--- Start of Records for this exercise ---

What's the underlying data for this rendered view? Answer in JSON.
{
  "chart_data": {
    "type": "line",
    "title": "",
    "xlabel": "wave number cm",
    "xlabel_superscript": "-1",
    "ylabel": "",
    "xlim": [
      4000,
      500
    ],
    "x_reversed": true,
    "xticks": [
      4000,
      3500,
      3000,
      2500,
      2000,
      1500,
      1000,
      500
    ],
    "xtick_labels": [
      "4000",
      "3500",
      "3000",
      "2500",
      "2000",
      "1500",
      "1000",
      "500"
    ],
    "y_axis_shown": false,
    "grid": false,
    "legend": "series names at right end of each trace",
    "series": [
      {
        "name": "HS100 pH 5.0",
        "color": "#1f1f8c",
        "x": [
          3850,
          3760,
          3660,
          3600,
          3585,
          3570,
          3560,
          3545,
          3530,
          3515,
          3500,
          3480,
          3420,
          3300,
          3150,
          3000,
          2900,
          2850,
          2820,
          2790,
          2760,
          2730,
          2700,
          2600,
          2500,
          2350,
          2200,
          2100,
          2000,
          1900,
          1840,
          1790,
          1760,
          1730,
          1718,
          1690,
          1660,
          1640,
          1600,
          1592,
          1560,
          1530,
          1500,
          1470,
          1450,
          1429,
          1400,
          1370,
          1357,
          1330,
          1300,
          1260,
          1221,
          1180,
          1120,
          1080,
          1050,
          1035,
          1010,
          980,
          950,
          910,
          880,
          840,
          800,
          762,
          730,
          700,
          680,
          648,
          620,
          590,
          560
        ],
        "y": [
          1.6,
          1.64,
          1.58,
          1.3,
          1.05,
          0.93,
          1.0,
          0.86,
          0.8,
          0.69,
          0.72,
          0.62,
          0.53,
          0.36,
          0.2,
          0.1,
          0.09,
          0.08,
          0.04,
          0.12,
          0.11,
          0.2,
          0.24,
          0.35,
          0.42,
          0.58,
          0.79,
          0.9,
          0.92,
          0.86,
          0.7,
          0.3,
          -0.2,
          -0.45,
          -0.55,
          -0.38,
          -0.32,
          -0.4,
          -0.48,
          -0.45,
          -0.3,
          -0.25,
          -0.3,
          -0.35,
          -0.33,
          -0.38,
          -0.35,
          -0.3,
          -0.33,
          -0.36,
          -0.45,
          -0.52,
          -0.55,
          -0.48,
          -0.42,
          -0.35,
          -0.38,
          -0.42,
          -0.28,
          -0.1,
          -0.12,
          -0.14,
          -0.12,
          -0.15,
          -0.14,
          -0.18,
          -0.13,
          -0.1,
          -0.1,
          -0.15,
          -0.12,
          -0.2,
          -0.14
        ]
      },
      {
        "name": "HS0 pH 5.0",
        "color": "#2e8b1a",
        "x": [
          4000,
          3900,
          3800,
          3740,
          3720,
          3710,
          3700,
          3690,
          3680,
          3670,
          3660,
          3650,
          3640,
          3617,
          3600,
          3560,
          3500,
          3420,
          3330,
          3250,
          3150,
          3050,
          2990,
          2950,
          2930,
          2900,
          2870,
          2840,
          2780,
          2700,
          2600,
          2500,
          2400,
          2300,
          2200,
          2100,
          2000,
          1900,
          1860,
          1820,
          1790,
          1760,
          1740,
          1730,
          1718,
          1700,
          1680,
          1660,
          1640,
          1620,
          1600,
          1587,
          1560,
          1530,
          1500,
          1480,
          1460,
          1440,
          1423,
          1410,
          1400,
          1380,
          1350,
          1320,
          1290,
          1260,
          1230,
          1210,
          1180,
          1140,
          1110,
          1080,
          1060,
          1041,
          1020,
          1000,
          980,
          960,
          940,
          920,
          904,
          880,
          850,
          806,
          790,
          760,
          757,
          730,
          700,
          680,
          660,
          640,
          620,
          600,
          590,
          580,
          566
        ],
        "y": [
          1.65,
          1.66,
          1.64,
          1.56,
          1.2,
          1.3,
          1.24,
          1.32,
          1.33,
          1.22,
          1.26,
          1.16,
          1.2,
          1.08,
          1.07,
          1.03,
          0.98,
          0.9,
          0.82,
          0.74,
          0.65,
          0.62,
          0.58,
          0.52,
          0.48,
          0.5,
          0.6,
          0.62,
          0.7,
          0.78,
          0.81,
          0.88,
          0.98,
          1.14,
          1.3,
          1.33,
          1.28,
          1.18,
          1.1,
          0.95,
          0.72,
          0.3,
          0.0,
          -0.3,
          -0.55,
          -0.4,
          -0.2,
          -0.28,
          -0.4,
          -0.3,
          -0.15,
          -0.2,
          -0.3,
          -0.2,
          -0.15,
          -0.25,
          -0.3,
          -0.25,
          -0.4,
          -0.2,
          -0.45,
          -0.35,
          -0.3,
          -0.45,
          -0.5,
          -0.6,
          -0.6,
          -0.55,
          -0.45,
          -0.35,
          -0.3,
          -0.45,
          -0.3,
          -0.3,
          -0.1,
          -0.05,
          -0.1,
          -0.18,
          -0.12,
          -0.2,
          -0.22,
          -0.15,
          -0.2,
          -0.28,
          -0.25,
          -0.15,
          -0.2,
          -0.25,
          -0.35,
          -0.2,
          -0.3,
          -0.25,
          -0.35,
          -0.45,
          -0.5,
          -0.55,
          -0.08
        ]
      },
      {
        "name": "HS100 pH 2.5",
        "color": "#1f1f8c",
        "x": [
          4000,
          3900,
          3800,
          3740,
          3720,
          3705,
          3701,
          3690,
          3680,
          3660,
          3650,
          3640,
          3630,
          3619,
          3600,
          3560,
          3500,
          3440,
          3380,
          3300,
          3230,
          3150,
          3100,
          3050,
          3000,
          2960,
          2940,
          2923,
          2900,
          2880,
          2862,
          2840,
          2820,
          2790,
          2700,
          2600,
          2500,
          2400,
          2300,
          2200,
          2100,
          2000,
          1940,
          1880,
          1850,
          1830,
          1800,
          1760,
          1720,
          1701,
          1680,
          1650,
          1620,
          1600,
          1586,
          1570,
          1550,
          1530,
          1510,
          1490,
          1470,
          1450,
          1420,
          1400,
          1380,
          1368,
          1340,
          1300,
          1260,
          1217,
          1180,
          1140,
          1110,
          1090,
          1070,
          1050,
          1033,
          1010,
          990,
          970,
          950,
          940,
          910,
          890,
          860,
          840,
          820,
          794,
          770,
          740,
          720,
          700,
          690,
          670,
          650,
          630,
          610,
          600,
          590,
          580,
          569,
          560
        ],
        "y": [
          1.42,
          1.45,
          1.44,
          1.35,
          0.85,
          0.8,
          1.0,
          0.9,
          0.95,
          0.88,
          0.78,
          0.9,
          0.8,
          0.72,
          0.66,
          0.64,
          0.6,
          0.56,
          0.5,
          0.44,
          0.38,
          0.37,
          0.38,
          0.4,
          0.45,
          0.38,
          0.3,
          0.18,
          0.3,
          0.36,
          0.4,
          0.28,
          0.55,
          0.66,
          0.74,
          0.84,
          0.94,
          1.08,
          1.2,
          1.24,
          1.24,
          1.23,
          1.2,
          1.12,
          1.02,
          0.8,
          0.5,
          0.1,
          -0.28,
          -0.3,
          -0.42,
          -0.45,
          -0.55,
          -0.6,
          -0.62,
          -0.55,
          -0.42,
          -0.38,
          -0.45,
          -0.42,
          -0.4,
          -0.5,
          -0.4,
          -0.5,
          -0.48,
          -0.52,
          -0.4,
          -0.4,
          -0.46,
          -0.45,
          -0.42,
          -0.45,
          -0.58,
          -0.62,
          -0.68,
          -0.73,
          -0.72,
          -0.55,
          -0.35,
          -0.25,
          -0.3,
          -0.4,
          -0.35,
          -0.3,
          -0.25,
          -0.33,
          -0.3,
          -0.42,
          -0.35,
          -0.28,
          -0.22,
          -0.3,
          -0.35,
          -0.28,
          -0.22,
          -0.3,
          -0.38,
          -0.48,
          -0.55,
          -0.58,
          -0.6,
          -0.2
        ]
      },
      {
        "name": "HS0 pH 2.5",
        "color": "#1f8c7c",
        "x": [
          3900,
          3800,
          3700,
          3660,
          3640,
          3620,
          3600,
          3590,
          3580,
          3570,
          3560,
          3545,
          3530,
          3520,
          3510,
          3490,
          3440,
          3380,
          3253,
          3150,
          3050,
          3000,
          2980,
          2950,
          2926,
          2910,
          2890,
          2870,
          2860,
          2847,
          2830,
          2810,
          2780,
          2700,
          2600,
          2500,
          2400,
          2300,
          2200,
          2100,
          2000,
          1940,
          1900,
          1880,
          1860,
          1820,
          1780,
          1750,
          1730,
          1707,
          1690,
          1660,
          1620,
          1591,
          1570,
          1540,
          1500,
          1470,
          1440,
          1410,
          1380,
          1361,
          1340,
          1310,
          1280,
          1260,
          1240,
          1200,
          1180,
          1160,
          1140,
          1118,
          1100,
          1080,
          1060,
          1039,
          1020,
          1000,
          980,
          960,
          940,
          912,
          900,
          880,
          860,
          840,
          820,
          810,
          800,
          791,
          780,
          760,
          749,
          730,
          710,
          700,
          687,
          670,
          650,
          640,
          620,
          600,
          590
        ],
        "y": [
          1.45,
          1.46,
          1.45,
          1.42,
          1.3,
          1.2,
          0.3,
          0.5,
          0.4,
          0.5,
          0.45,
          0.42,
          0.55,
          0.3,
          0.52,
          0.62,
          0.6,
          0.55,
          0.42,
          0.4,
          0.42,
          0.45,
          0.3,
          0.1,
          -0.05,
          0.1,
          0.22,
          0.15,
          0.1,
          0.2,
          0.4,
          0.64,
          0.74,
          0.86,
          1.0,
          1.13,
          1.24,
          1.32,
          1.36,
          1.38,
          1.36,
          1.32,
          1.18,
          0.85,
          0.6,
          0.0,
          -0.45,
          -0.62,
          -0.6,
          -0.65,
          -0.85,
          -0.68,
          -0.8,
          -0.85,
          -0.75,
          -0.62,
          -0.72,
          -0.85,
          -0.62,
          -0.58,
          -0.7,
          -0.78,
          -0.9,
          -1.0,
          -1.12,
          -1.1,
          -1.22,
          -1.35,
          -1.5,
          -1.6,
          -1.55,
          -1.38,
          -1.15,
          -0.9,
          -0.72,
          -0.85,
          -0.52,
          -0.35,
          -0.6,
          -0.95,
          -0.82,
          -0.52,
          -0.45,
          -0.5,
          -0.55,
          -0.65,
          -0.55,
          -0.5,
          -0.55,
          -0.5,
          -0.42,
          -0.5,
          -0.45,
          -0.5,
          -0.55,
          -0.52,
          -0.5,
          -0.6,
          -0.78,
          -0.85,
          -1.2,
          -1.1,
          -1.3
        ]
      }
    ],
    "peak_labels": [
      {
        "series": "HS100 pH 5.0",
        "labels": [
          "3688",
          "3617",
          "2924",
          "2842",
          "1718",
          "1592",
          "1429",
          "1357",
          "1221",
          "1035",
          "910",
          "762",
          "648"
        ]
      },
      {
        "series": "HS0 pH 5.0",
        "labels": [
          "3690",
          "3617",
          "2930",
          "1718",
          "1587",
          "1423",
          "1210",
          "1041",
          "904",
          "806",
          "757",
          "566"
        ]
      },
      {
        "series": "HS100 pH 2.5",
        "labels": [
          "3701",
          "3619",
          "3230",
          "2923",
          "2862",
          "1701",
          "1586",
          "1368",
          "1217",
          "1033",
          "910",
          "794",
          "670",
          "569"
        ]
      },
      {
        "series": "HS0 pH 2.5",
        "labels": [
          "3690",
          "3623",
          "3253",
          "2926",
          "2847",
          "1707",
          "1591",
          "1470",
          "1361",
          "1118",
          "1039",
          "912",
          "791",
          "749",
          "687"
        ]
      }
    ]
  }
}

--- End of Records for this exercise ---

Give only the count of lines in the data that include the string "color".

→ **Solution for this task**:
4